[BEGIN Dataset extract]

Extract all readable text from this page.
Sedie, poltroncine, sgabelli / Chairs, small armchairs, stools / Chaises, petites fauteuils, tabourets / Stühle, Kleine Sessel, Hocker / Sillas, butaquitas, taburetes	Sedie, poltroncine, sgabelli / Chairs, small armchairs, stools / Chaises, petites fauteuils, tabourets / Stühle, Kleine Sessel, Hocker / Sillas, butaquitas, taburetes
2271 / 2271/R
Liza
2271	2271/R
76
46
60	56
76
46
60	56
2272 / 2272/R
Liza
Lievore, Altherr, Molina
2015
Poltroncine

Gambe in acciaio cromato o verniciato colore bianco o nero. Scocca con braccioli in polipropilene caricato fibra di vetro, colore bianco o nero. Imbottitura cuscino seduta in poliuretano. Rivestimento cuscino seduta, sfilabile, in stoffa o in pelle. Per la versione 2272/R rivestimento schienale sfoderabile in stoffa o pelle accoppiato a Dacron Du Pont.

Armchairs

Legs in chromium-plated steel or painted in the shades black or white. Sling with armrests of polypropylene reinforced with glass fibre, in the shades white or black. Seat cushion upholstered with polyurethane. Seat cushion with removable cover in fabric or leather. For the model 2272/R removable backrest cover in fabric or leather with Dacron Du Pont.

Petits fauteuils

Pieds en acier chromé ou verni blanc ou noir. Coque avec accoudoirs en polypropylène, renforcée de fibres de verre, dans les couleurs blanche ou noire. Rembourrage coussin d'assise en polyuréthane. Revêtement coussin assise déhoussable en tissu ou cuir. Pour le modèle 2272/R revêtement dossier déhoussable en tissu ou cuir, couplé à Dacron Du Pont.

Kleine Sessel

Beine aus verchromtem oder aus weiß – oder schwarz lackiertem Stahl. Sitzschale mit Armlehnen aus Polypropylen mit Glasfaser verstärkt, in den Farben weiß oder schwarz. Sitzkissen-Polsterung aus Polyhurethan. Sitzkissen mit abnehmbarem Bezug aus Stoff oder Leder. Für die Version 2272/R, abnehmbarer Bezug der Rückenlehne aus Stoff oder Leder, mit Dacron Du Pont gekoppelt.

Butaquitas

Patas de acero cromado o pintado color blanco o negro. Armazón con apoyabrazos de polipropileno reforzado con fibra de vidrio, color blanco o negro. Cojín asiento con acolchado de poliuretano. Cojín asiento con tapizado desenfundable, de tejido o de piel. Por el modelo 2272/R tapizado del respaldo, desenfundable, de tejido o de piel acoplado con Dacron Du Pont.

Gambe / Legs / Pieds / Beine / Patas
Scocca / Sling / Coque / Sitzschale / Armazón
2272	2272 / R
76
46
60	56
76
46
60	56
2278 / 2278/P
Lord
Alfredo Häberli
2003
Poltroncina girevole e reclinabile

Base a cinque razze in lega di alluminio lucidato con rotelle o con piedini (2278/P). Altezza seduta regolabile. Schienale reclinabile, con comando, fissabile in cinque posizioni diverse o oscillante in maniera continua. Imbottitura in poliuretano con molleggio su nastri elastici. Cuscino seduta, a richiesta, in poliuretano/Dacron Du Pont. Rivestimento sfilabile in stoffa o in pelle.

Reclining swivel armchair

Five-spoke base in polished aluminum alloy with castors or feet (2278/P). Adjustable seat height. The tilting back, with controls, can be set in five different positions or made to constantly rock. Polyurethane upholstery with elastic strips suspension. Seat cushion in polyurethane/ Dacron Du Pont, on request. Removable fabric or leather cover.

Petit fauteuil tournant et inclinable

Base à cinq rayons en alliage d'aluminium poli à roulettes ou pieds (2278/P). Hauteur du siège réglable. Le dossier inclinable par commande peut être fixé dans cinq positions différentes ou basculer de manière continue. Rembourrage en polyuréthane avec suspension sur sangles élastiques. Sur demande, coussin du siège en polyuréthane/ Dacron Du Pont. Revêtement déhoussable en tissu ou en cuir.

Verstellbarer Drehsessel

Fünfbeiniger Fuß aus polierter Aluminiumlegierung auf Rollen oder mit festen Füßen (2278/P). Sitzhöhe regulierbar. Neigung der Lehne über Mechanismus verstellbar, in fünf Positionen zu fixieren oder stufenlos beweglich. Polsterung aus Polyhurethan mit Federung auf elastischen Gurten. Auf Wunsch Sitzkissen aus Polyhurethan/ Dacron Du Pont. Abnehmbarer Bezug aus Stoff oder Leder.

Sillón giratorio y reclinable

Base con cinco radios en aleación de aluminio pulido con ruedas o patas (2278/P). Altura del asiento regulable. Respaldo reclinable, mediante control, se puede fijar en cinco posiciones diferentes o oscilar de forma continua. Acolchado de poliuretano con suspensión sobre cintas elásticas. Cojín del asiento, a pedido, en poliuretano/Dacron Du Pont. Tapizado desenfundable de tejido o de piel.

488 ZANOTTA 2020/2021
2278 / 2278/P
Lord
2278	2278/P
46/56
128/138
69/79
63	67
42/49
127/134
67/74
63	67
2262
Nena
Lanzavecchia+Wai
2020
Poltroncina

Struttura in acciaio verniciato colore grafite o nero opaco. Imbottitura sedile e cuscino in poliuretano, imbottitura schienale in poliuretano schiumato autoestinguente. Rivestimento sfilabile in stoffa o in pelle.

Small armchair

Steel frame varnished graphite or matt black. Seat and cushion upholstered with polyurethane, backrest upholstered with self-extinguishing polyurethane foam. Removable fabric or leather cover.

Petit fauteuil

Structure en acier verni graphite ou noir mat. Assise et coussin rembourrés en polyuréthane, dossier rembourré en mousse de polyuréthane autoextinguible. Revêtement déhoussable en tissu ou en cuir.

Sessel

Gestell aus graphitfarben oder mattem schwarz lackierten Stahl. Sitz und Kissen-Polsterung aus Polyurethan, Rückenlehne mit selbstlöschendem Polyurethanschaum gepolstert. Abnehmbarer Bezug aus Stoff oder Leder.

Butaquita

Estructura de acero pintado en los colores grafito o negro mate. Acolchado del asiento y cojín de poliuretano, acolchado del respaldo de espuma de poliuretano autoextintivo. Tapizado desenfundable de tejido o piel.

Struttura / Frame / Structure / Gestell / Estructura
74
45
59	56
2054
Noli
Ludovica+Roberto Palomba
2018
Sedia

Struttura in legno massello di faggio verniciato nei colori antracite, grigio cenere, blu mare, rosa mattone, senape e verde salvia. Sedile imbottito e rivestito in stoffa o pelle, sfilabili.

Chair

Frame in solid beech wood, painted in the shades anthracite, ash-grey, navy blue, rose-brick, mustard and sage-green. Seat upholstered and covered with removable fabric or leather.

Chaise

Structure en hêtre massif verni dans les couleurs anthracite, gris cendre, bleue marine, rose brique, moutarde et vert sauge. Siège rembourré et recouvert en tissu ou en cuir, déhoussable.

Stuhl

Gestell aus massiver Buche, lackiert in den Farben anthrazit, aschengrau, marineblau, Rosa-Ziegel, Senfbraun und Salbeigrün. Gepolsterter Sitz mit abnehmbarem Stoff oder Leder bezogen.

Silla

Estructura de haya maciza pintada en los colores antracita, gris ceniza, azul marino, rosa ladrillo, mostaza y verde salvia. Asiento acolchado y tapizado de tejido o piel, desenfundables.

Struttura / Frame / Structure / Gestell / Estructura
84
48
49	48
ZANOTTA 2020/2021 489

[END Dataset extract]

Work instructions
Repeat the data verbatim.

Complete response
Extract all readable text from this page.
Sedie, poltroncine, sgabelli / Chairs, small armchairs, stools / Chaises, petites fauteuils, tabourets / Stühle, Kleine Sessel, Hocker / Sillas, butaquitas, taburetes	Sedie, poltroncine, sgabelli / Chairs, small armchairs, stools / Chaises, petites fauteuils, tabourets / Stühle, Kleine Sessel, Hocker / Sillas, butaquitas, taburetes
2271 / 2271/R
Liza
2271	2271/R
76
46
60	56
76
46
60	56
2272 / 2272/R
Liza
Lievore, Altherr, Molina
2015
Poltroncine

Gambe in acciaio cromato o verniciato colore bianco o nero. Scocca con braccioli in polipropilene caricato fibra di vetro, colore bianco o nero. Imbottitura cuscino seduta in poliuretano. Rivestimento cuscino seduta, sfilabile, in stoffa o in pelle. Per la versione 2272/R rivestimento schienale sfoderabile in stoffa o pelle accoppiato a Dacron Du Pont.

Armchairs

Legs in chromium-plated steel or painted in the shades black or white. Sling with armrests of polypropylene reinforced with glass fibre, in the shades white or black. Seat cushion upholstered with polyurethane. Seat cushion with removable cover in fabric or leather. For the model 2272/R removable backrest cover in fabric or leather with Dacron Du Pont.

Petits fauteuils

Pieds en acier chromé ou verni blanc ou noir. Coque avec accoudoirs en polypropylène, renforcée de fibres de verre, dans les couleurs blanche ou noire. Rembourrage coussin d'assise en polyuréthane. Revêtement coussin assise déhoussable en tissu ou cuir. Pour le modèle 2272/R revêtement dossier déhoussable en tissu ou cuir, couplé à Dacron Du Pont.

Kleine Sessel

Beine aus verchromtem oder aus weiß – oder schwarz lackiertem Stahl. Sitzschale mit Armlehnen aus Polypropylen mit Glasfaser verstärkt, in den Farben weiß oder schwarz. Sitzkissen-Polsterung aus Polyhurethan. Sitzkissen mit abnehmbarem Bezug aus Stoff oder Leder. Für die Version 2272/R, abnehmbarer Bezug der Rückenlehne aus Stoff oder Leder, mit Dacron Du Pont gekoppelt.

Butaquitas

Patas de acero cromado o pintado color blanco o negro. Armazón con apoyabrazos de polipropileno reforzado con fibra de vidrio, color blanco o negro. Cojín asiento con acolchado de poliuretano. Cojín asiento con tapizado desenfundable, de tejido o de piel. Por el modelo 2272/R tapizado del respaldo, desenfundable, de tejido o de piel acoplado con Dacron Du Pont.

Gambe / Legs / Pieds / Beine / Patas
Scocca / Sling / Coque / Sitzschale / Armazón
2272	2272 / R
76
46
60	56
76
46
60	56
2278 / 2278/P
Lord
Alfredo Häberli
2003
Poltroncina girevole e reclinabile

Base a cinque razze in lega di alluminio lucidato con rotelle o con piedini (2278/P). Altezza seduta regolabile. Schienale reclinabile, con comando, fissabile in cinque posizioni diverse o oscillante in maniera continua. Imbottitura in poliuretano con molleggio su nastri elastici. Cuscino seduta, a richiesta, in poliuretano/Dacron Du Pont. Rivestimento sfilabile in stoffa o in pelle.

Reclining swivel armchair

Five-spoke base in polished aluminum alloy with castors or feet (2278/P). Adjustable seat height. The tilting back, with controls, can be set in five different positions or made to constantly rock. Polyurethane upholstery with elastic strips suspension. Seat cushion in polyurethane/ Dacron Du Pont, on request. Removable fabric or leather cover.

Petit fauteuil tournant et inclinable

Base à cinq rayons en alliage d'aluminium poli à roulettes ou pieds (2278/P). Hauteur du siège réglable. Le dossier inclinable par commande peut être fixé dans cinq positions différentes ou basculer de manière continue. Rembourrage en polyuréthane avec suspension sur sangles élastiques. Sur demande, coussin du siège en polyuréthane/ Dacron Du Pont. Revêtement déhoussable en tissu ou en cuir.

Verstellbarer Drehsessel

Fünfbeiniger Fuß aus polierter Aluminiumlegierung auf Rollen oder mit festen Füßen (2278/P). Sitzhöhe regulierbar. Neigung der Lehne über Mechanismus verstellbar, in fünf Positionen zu fixieren oder stufenlos beweglich. Polsterung aus Polyhurethan mit Federung auf elastischen Gurten. Auf Wunsch Sitzkissen aus Polyhurethan/ Dacron Du Pont. Abnehmbarer Bezug aus Stoff oder Leder.

Sillón giratorio y reclinable

Base con cinco radios en aleación de aluminio pulido con ruedas o patas (2278/P). Altura del asiento regulable. Respaldo reclinable, mediante control, se puede fijar en cinco posiciones diferentes o oscilar de forma continua. Acolchado de poliuretano con suspensión sobre cintas elásticas. Cojín del asiento, a pedido, en poliuretano/Dacron Du Pont. Tapizado desenfundable de tejido o de piel.

488 ZANOTTA 2020/2021
2278 / 2278/P
Lord
2278	2278/P
46/56
128/138
69/79
63	67
42/49
127/134
67/74
63	67
2262
Nena
Lanzavecchia+Wai
2020
Poltroncina

Struttura in acciaio verniciato colore grafite o nero opaco. Imbottitura sedile e cuscino in poliuretano, imbottitura schienale in poliuretano schiumato autoestinguente. Rivestimento sfilabile in stoffa o in pelle.

Small armchair

Steel frame varnished graphite or matt black. Seat and cushion upholstered with polyurethane, backrest upholstered with self-extinguishing polyurethane foam. Removable fabric or leather cover.

Petit fauteuil

Structure en acier verni graphite ou noir mat. Assise et coussin rembourrés en polyuréthane, dossier rembourré en mousse de polyuréthane autoextinguible. Revêtement déhoussable en tissu ou en cuir.

Sessel

Gestell aus graphitfarben oder mattem schwarz lackierten Stahl. Sitz und Kissen-Polsterung aus Polyurethan, Rückenlehne mit selbstlöschendem Polyurethanschaum gepolstert. Abnehmbarer Bezug aus Stoff oder Leder.

Butaquita

Estructura de acero pintado en los colores grafito o negro mate. Acolchado del asiento y cojín de poliuretano, acolchado del respaldo de espuma de poliuretano autoextintivo. Tapizado desenfundable de tejido o piel.

Struttura / Frame / Structure / Gestell / Estructura
74
45
59	56
2054
Noli
Ludovica+Roberto Palomba
2018
Sedia

Struttura in legno massello di faggio verniciato nei colori antracite, grigio cenere, blu mare, rosa mattone, senape e verde salvia. Sedile imbottito e rivestito in stoffa o pelle, sfilabili.

Chair

Frame in solid beech wood, painted in the shades anthracite, ash-grey, navy blue, rose-brick, mustard and sage-green. Seat upholstered and covered with removable fabric or leather.

Chaise

Structure en hêtre massif verni dans les couleurs anthracite, gris cendre, bleue marine, rose brique, moutarde et vert sauge. Siège rembourré et recouvert en tissu ou en cuir, déhoussable.

Stuhl

Gestell aus massiver Buche, lackiert in den Farben anthrazit, aschengrau, marineblau, Rosa-Ziegel, Senfbraun und Salbeigrün. Gepolsterter Sitz mit abnehmbarem Stoff oder Leder bezogen.

Silla

Estructura de haya maciza pintada en los colores antracita, gris ceniza, azul marino, rosa ladrillo, mostaza y verde salvia. Asiento acolchado y tapizado de tejido o piel, desenfundables.

Struttura / Frame / Structure / Gestell / Estructura
84
48
49	48
ZANOTTA 2020/2021 489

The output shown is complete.